Please give the count of lines holding the string "debts" and nothing besides.

***** Available records *****

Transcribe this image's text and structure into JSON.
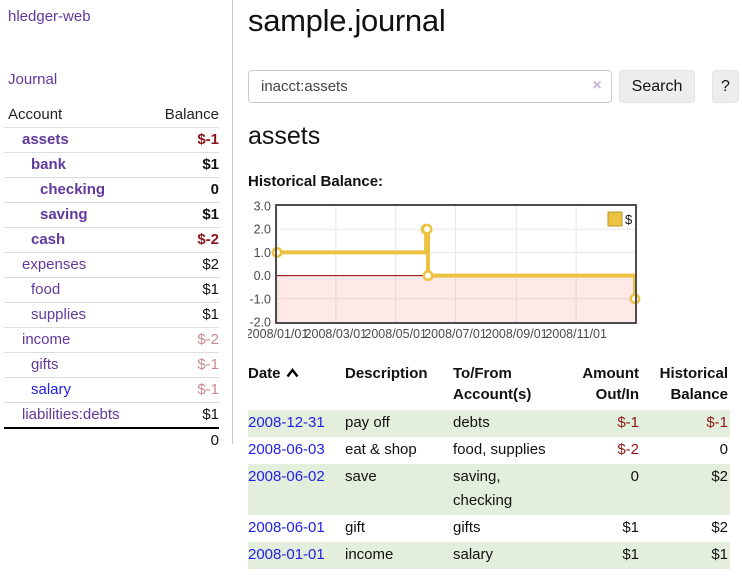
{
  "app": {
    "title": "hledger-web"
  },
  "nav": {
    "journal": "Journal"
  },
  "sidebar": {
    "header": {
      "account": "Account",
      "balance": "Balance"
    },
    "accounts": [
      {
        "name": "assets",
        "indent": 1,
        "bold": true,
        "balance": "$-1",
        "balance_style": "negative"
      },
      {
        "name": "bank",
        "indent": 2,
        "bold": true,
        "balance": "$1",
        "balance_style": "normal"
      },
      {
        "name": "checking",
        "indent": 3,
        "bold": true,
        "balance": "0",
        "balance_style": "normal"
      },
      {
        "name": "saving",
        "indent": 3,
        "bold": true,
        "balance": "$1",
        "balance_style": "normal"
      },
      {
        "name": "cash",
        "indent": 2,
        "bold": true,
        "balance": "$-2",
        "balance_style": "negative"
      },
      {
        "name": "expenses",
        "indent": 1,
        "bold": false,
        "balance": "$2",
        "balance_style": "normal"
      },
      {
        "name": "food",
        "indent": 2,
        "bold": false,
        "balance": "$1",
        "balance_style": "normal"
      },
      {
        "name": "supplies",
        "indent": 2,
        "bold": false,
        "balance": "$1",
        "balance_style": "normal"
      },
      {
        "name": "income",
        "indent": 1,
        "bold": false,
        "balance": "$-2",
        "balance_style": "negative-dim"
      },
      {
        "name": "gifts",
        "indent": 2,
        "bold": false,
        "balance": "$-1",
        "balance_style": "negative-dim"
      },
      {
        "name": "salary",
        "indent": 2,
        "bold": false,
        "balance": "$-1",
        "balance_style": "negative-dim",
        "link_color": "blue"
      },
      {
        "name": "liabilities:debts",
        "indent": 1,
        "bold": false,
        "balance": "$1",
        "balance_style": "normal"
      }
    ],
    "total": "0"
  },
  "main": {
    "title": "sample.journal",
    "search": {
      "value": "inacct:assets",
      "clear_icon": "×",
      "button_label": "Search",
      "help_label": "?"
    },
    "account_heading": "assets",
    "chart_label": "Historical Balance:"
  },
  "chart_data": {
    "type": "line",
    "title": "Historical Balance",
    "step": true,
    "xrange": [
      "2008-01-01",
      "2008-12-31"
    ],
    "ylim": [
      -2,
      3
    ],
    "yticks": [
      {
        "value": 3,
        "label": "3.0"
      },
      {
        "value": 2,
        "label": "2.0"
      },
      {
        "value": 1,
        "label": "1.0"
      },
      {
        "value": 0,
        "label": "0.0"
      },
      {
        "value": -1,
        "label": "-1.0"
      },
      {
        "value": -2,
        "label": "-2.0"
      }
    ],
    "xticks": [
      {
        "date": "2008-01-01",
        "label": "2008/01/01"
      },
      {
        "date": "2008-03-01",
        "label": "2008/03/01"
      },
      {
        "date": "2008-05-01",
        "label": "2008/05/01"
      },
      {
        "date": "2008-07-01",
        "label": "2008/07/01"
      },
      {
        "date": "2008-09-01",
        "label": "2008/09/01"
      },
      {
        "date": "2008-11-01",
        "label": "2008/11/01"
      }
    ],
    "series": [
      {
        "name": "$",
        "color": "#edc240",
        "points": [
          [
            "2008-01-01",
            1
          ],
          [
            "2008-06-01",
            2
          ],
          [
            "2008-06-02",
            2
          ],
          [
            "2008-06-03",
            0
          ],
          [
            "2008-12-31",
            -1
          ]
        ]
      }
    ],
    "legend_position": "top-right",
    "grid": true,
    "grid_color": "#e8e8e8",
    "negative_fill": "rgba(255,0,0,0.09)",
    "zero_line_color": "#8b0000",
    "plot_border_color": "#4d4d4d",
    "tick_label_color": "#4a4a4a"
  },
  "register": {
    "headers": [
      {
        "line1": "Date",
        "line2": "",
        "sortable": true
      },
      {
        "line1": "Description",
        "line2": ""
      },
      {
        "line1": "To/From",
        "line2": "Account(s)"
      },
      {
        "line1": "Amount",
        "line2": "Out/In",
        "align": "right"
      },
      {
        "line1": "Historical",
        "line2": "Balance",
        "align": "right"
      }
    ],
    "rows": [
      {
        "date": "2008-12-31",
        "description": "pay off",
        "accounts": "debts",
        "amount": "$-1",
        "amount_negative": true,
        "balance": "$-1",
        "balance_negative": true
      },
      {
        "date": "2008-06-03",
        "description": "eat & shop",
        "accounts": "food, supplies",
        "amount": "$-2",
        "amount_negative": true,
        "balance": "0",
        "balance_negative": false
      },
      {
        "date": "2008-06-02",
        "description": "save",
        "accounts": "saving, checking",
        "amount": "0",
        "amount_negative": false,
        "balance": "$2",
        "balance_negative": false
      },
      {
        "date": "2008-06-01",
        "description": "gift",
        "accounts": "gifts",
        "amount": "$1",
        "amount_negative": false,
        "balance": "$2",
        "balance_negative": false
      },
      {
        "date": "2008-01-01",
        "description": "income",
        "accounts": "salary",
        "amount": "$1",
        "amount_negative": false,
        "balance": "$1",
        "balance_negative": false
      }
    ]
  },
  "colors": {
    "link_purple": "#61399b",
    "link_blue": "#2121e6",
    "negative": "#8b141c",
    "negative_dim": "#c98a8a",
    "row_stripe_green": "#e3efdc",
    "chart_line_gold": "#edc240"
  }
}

*****
***** Available records *****

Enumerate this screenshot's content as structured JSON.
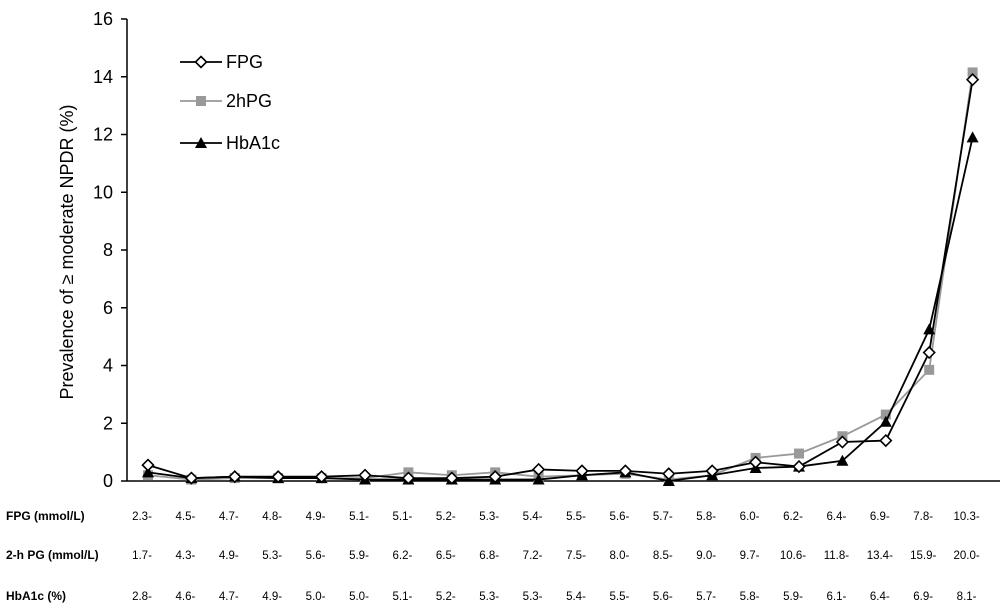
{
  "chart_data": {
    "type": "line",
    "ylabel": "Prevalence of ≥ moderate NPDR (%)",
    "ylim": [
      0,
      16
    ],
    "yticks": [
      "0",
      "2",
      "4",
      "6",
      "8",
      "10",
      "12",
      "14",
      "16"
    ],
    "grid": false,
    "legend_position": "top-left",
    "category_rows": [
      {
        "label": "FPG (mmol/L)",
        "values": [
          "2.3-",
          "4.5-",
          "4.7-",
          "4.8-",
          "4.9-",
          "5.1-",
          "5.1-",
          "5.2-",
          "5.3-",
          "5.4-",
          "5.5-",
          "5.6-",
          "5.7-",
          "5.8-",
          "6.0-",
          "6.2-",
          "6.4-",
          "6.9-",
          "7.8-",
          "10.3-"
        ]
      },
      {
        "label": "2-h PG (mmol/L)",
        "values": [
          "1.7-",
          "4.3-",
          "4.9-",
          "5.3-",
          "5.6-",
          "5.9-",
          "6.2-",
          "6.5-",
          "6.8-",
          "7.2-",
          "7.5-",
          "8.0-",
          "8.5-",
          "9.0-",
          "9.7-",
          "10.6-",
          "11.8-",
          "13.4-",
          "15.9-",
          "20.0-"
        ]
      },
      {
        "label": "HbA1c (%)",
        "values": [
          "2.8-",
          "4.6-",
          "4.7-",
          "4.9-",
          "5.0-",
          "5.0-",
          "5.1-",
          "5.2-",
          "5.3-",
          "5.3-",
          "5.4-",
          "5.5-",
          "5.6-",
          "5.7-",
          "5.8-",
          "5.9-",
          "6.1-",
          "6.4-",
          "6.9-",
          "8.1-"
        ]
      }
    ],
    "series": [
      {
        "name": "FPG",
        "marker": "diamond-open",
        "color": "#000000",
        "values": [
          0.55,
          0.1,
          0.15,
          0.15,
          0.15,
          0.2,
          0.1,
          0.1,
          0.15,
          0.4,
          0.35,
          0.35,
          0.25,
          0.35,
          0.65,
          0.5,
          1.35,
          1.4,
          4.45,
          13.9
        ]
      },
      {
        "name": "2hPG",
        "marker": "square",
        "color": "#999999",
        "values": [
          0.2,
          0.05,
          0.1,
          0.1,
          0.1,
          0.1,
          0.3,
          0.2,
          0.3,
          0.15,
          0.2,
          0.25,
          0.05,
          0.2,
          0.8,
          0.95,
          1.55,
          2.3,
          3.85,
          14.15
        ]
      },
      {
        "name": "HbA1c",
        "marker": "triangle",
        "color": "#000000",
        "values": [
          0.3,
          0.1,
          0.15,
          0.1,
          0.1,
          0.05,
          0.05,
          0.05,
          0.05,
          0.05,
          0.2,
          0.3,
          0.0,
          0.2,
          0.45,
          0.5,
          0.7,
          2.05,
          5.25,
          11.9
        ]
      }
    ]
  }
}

*****

• **Full response**:
2